Exercise goal: Pull out each line of the records holding the string "perspectives".

##### Information supplied

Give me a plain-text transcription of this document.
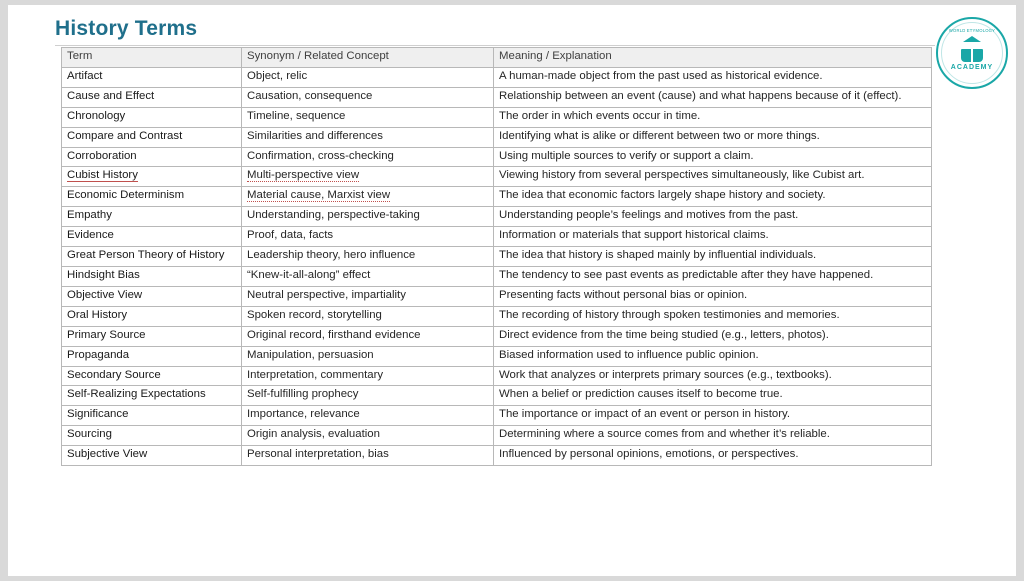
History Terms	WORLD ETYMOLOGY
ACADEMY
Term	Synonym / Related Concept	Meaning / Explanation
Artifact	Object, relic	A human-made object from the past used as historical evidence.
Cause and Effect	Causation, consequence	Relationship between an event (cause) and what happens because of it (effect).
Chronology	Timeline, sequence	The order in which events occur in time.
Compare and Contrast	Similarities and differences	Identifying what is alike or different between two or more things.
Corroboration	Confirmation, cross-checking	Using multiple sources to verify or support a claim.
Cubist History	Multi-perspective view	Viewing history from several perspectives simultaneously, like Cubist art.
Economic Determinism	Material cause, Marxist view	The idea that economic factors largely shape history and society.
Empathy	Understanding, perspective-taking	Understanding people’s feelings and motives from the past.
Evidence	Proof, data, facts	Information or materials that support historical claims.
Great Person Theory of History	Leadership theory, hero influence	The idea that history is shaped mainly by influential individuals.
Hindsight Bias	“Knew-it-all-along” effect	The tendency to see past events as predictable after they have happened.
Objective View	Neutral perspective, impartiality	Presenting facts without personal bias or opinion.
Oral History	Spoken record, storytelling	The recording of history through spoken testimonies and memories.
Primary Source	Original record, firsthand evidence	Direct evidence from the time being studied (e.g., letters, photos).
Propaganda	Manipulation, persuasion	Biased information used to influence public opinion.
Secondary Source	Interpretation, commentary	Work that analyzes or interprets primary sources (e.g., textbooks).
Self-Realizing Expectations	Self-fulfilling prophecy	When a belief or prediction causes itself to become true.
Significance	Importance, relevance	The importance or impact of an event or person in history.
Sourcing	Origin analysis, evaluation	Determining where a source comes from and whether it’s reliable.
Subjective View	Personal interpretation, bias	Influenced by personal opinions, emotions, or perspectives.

##########

Solved exercise:
Cubist History	Multi-perspective view	Viewing history from several perspectives simultaneously, like Cubist art.
Subjective View	Personal interpretation, bias	Influenced by personal opinions, emotions, or perspectives.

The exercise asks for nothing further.